## Input records
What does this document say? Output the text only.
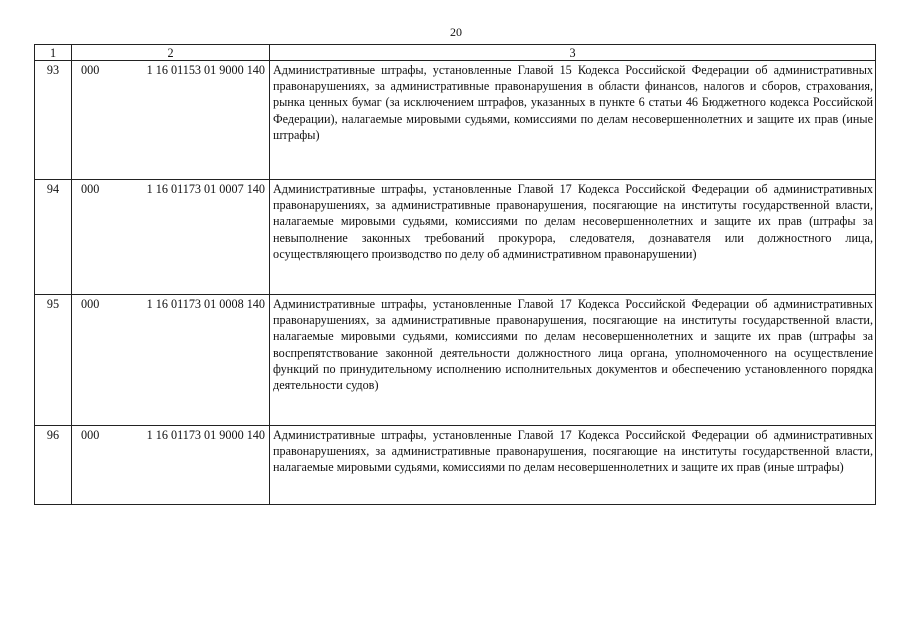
20
1	2	3
93	000 1 16 01153 01 9000 140	Административные штрафы, установленные Главой 15 Кодекса Российской Федерации об административных правонарушениях, за административные правонарушения в области финансов, налогов и сборов, страхования, рынка ценных бумаг (за исключением штрафов, указанных в пункте 6 статьи 46 Бюджетного кодекса Российской Федерации), налагаемые мировыми судьями, комиссиями по делам несовершеннолетних и защите их прав (иные штрафы)
94	000 1 16 01173 01 0007 140	Административные штрафы, установленные Главой 17 Кодекса Российской Федерации об административных правонарушениях, за административные правонарушения, посягающие на институты государственной власти, налагаемые мировыми судьями, комиссиями по делам несовершеннолетних и защите их прав (штрафы за невыполнение законных требований прокурора, следователя, дознавателя или должностного лица, осуществляющего производство по делу об административном правонарушении)
95	000 1 16 01173 01 0008 140	Административные штрафы, установленные Главой 17 Кодекса Российской Федерации об административных правонарушениях, за административные правонарушения, посягающие на институты государственной власти, налагаемые мировыми судьями, комиссиями по делам несовершеннолетних и защите их прав (штрафы за воспрепятствование законной деятельности должностного лица органа, уполномоченного на осуществление функций по принудительному исполнению исполнительных документов и обеспечению установленного порядка деятельности судов)
96	000 1 16 01173 01 9000 140	Административные штрафы, установленные Главой 17 Кодекса Российской Федерации об административных правонарушениях, за административные правонарушения, посягающие на институты государственной власти, налагаемые мировыми судьями, комиссиями по делам несовершеннолетних и защите их прав (иные штрафы)
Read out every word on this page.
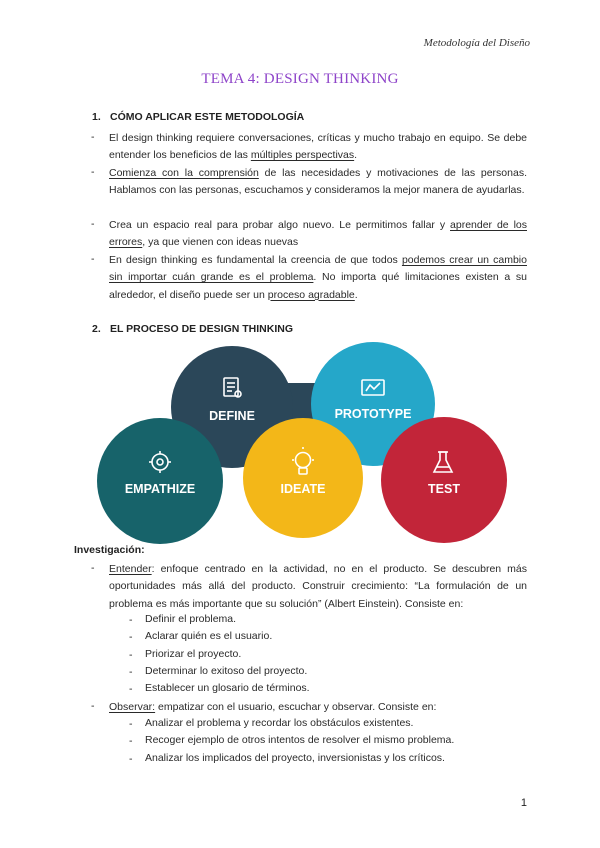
Metodología del Diseño
TEMA 4: DESIGN THINKING
1. CÓMO APLICAR ESTE METODOLOGÍA
- El design thinking requiere conversaciones, críticas y mucho trabajo en equipo. Se debe entender los beneficios de las múltiples perspectivas.
- Comienza con la comprensión de las necesidades y motivaciones de las personas. Hablamos con las personas, escuchamos y consideramos la mejor manera de ayudarlas.
- Crea un espacio real para probar algo nuevo. Le permitimos fallar y aprender de los errores, ya que vienen con ideas nuevas
- En design thinking es fundamental la creencia de que todos podemos crear un cambio sin importar cuán grande es el problema. No importa qué limitaciones existen a su alrededor, el diseño puede ser un proceso agradable.
2. EL PROCESO DE DESIGN THINKING
DEFINE	PROTOTYPE
EMPATHIZE	IDEATE	TEST
Investigación:
- Entender: enfoque centrado en la actividad, no en el producto. Se descubren más oportunidades más allá del producto. Construir crecimiento: “La formulación de un problema es más importante que su solución” (Albert Einstein). Consiste en:
- Definir el problema.
- Aclarar quién es el usuario.
- Priorizar el proyecto.
- Determinar lo exitoso del proyecto.
- Establecer un glosario de términos.
- Observar: empatizar con el usuario, escuchar y observar. Consiste en:
- Analizar el problema y recordar los obstáculos existentes.
- Recoger ejemplo de otros intentos de resolver el mismo problema.
- Analizar los implicados del proyecto, inversionistas y los críticos.
1
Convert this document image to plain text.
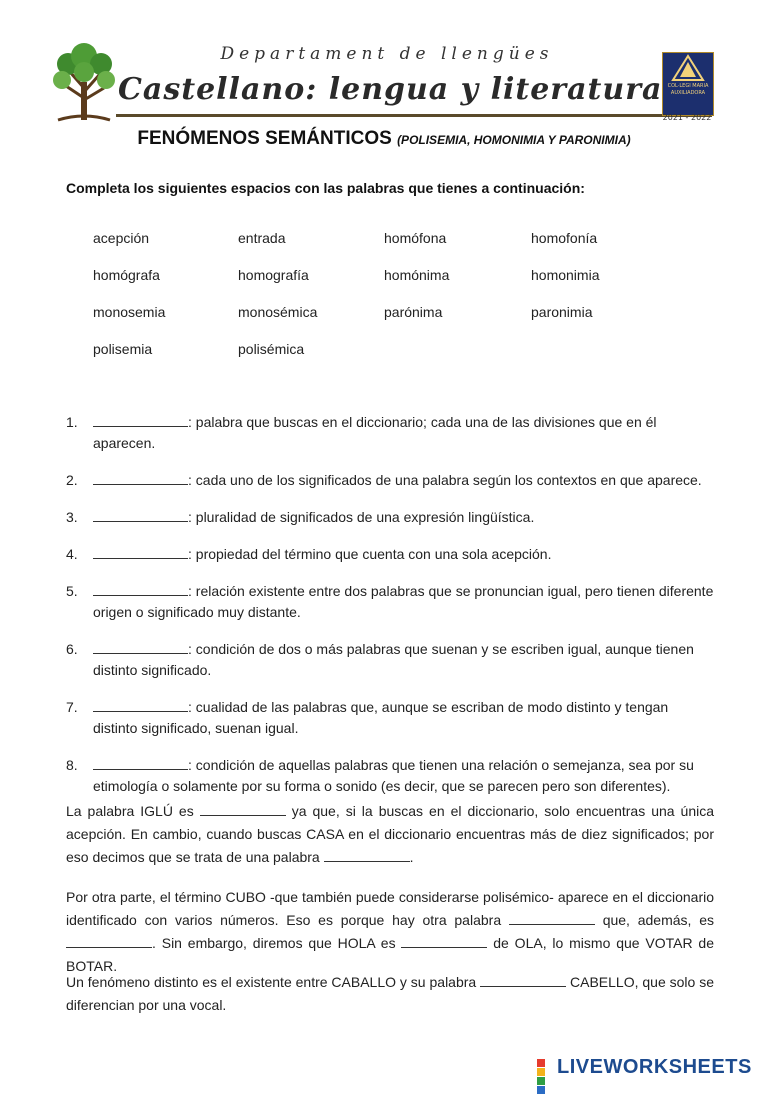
Departament de llengües
Castellano: lengua y literatura	COL·LEGI MARIA AUXILIADORA
2021 - 2022
FENÓMENOS SEMÁNTICOS (POLISEMIA, HOMONIMIA Y PARONIMIA)
Completa los siguientes espacios con las palabras que tienes a continuación:
acepción	entrada	homófona	homofonía
homógrafa	homografía	homónima	homonimia
monosemia	monosémica	parónima	paronimia
polisemia	polisémica
1.	: palabra que buscas en el diccionario; cada una de las divisiones que en él aparecen.
2.	: cada uno de los significados de una palabra según los contextos en que aparece.
3.	: pluralidad de significados de una expresión lingüística.
4.	: propiedad del término que cuenta con una sola acepción.
5.	: relación existente entre dos palabras que se pronuncian igual, pero tienen diferente origen o significado muy distante.
6.	: condición de dos o más palabras que suenan y se escriben igual, aunque tienen distinto significado.
7.	: cualidad de las palabras que, aunque se escriban de modo distinto y tengan distinto significado, suenan igual.
8.	: condición de aquellas palabras que tienen una relación o semejanza, sea por su etimología o solamente por su forma o sonido (es decir, que se parecen pero son diferentes).
La palabra IGLÚ es	ya que, si la buscas en el diccionario, solo encuentras una única acepción. En cambio, cuando buscas CASA en el diccionario encuentras más de diez significados; por eso decimos que se trata de una palabra	.
Por otra parte, el término CUBO -que también puede considerarse polisémico- aparece en el diccionario identificado con varios números. Eso es porque hay otra palabra	que, además, es . Sin embargo, diremos que HOLA es	de OLA, lo mismo que VOTAR de BOTAR.
Un fenómeno distinto es el existente entre CABALLO y su palabra	CABELLO, que solo se diferencian por una vocal.
LIVEWORKSHEETS
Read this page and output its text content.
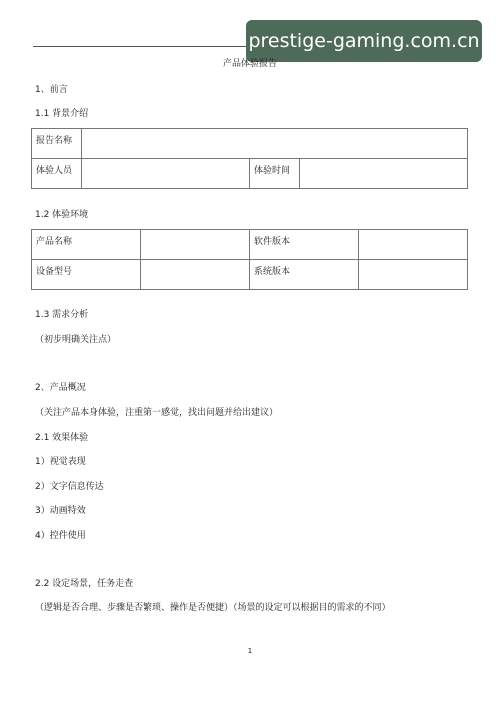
prestige-gaming.com.cn
产品体验报告
1、前言
1.1 背景介绍
报告名称			
体验人员		体验时间	
1.2 体验环境
产品名称		软件版本	
设备型号		系统版本	
1.3 需求分析
（初步明确关注点）
2、产品概况
（关注产品本身体验，注重第一感觉，找出问题并给出建议）
2.1 效果体验
1）视觉表现
2）文字信息传达
3）动画特效
4）控件使用
2.2 设定场景，任务走查
（逻辑是否合理、步骤是否繁琐、操作是否便捷）（场景的设定可以根据目的需求的不同）
1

## Goal
Pull every line containing "entre" from the data.

## Written response
5.	: relación existente entre dos palabras que se pronuncian igual, pero tienen diferente origen o significado muy distante.
Un fenómeno distinto es el existente entre CABALLO y su palabra	CABELLO, que solo se diferencian por una vocal.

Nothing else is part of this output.